Set task:
Every entry must be echoed exactly.

Saved entries:
[Begin]

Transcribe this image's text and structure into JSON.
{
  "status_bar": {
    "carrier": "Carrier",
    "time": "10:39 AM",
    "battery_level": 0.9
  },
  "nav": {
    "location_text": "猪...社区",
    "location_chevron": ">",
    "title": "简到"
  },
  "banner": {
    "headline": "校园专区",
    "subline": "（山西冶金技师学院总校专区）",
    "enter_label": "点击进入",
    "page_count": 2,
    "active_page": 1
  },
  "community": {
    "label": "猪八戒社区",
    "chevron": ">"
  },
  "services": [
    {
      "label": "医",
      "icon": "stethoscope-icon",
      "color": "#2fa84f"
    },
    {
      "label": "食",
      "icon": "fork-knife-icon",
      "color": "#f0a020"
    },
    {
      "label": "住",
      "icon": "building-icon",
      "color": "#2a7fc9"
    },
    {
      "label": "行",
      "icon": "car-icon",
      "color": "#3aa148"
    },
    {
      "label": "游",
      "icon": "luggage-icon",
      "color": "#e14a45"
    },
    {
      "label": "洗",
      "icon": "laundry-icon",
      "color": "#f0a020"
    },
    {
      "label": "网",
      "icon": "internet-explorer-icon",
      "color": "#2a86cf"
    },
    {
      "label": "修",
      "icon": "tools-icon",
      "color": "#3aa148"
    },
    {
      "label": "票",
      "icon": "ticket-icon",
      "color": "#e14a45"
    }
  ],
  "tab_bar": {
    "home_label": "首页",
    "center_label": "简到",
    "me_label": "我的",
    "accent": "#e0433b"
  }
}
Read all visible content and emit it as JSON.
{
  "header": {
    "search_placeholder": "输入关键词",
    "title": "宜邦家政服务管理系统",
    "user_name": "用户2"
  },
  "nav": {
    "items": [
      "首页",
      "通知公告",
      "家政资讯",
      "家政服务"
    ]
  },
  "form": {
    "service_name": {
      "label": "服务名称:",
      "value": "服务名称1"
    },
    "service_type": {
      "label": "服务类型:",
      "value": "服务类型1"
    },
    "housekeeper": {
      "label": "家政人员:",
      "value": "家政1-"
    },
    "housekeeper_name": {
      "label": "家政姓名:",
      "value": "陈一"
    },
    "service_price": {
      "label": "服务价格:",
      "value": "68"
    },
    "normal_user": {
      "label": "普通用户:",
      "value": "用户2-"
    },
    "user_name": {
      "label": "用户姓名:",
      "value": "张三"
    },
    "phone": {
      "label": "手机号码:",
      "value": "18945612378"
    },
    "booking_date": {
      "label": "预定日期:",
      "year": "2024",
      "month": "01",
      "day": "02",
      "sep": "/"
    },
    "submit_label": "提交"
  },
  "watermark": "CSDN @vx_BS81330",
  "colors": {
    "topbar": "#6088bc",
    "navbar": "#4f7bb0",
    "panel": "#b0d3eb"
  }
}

[End]

Output for this exercise:
Transcribe this image's text and structure into JSON.
{
  "status_bar": {
    "carrier": "Carrier",
    "time": "10:39 AM",
    "battery_level": 0.9
  },
  "nav": {
    "location_text": "猪...社区",
    "location_chevron": ">",
    "title": "简到"
  },
  "banner": {
    "headline": "校园专区",
    "subline": "（山西冶金技师学院总校专区）",
    "enter_label": "点击进入",
    "page_count": 2,
    "active_page": 1
  },
  "community": {
    "label": "猪八戒社区",
    "chevron": ">"
  },
  "services": [
    {
      "label": "医",
      "icon": "stethoscope-icon",
      "color": "#2fa84f"
    },
    {
      "label": "食",
      "icon": "fork-knife-icon",
      "color": "#f0a020"
    },
    {
      "label": "住",
      "icon": "building-icon",
      "color": "#2a7fc9"
    },
    {
      "label": "行",
      "icon": "car-icon",
      "color": "#3aa148"
    },
    {
      "label": "游",
      "icon": "luggage-icon",
      "color": "#e14a45"
    },
    {
      "label": "洗",
      "icon": "laundry-icon",
      "color": "#f0a020"
    },
    {
      "label": "网",
      "icon": "internet-explorer-icon",
      "color": "#2a86cf"
    },
    {
      "label": "修",
      "icon": "tools-icon",
      "color": "#3aa148"
    },
    {
      "label": "票",
      "icon": "ticket-icon",
      "color": "#e14a45"
    }
  ],
  "tab_bar": {
    "home_label": "首页",
    "center_label": "简到",
    "me_label": "我的",
    "accent": "#e0433b"
  }
}
Read all visible content and emit it as JSON.
{
  "header": {
    "search_placeholder": "输入关键词",
    "title": "宜邦家政服务管理系统",
    "user_name": "用户2"
  },
  "nav": {
    "items": [
      "首页",
      "通知公告",
      "家政资讯",
      "家政服务"
    ]
  },
  "form": {
    "service_name": {
      "label": "服务名称:",
      "value": "服务名称1"
    },
    "service_type": {
      "label": "服务类型:",
      "value": "服务类型1"
    },
    "housekeeper": {
      "label": "家政人员:",
      "value": "家政1-"
    },
    "housekeeper_name": {
      "label": "家政姓名:",
      "value": "陈一"
    },
    "service_price": {
      "label": "服务价格:",
      "value": "68"
    },
    "normal_user": {
      "label": "普通用户:",
      "value": "用户2-"
    },
    "user_name": {
      "label": "用户姓名:",
      "value": "张三"
    },
    "phone": {
      "label": "手机号码:",
      "value": "18945612378"
    },
    "booking_date": {
      "label": "预定日期:",
      "year": "2024",
      "month": "01",
      "day": "02",
      "sep": "/"
    },
    "submit_label": "提交"
  },
  "watermark": "CSDN @vx_BS81330",
  "colors": {
    "topbar": "#6088bc",
    "navbar": "#4f7bb0",
    "panel": "#b0d3eb"
  }
}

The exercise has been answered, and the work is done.